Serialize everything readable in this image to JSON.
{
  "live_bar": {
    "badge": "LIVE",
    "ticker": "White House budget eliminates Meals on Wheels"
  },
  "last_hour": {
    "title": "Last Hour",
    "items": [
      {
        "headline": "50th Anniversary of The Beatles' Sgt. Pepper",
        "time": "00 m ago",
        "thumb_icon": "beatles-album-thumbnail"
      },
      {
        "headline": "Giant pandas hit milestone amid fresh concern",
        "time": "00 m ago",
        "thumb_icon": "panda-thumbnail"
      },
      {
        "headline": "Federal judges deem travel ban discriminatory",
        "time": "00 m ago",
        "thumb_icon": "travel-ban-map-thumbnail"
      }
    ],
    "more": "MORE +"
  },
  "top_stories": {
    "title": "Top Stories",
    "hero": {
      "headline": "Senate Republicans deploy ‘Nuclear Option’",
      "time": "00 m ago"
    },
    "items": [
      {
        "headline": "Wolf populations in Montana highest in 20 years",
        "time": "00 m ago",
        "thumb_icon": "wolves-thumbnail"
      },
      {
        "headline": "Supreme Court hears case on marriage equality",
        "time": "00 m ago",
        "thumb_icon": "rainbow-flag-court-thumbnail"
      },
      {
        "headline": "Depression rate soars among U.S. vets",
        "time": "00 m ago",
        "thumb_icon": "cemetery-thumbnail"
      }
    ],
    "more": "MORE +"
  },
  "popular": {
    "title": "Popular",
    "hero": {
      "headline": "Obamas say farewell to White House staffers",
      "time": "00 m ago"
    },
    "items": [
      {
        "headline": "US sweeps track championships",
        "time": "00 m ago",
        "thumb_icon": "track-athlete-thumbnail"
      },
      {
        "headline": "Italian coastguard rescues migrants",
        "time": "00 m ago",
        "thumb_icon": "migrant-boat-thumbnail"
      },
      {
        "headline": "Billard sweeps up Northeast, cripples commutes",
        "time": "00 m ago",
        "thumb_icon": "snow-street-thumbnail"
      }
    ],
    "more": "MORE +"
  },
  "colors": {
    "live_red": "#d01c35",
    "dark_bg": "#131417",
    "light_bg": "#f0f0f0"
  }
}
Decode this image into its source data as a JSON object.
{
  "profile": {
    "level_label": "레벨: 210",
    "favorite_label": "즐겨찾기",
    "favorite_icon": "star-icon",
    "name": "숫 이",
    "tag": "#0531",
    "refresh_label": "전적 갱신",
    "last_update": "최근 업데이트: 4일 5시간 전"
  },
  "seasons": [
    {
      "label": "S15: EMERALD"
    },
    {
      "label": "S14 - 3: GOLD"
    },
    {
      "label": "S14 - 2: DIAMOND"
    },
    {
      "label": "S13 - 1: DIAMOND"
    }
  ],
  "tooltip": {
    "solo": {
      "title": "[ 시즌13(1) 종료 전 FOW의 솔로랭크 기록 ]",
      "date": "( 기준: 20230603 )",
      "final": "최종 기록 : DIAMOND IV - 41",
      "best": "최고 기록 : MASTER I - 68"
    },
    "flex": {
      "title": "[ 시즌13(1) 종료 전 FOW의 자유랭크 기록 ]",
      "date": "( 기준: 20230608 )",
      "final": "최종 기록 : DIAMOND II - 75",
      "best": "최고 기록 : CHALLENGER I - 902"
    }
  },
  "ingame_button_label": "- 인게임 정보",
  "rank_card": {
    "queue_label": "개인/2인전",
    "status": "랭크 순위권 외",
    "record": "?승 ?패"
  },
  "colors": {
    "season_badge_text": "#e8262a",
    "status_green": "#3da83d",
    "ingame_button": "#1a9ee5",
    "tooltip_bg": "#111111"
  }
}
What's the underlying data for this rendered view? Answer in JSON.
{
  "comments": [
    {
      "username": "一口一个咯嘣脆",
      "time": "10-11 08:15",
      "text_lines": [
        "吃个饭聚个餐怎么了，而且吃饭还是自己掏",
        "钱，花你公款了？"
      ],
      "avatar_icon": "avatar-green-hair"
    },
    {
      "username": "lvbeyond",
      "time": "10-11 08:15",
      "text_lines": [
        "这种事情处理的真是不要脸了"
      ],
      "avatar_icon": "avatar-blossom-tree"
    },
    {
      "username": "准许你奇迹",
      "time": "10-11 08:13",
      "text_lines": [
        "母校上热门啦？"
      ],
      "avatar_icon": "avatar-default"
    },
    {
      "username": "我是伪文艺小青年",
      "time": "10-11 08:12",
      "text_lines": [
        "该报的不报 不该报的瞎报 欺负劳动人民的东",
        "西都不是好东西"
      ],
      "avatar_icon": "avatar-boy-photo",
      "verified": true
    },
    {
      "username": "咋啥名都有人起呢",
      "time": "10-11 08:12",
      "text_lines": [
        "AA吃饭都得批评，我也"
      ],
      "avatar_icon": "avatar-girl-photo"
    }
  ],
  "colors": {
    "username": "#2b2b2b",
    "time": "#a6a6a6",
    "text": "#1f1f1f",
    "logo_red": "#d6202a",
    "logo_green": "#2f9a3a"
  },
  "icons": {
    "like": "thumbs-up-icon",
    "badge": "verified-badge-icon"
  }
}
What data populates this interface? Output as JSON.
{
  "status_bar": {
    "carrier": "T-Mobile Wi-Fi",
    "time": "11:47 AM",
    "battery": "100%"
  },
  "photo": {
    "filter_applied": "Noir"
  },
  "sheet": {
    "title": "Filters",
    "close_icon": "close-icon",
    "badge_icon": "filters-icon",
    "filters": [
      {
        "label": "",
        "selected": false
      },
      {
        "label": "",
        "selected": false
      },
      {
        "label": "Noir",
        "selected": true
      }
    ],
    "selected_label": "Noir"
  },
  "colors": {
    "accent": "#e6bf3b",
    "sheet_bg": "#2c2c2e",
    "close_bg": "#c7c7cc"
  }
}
***
**Stated task**
Copy all lines in the listing above where the string "best" appears.

**Answer in full**
      "best": "최고 기록 : MASTER I - 68"
      "best": "최고 기록 : CHALLENGER I - 902"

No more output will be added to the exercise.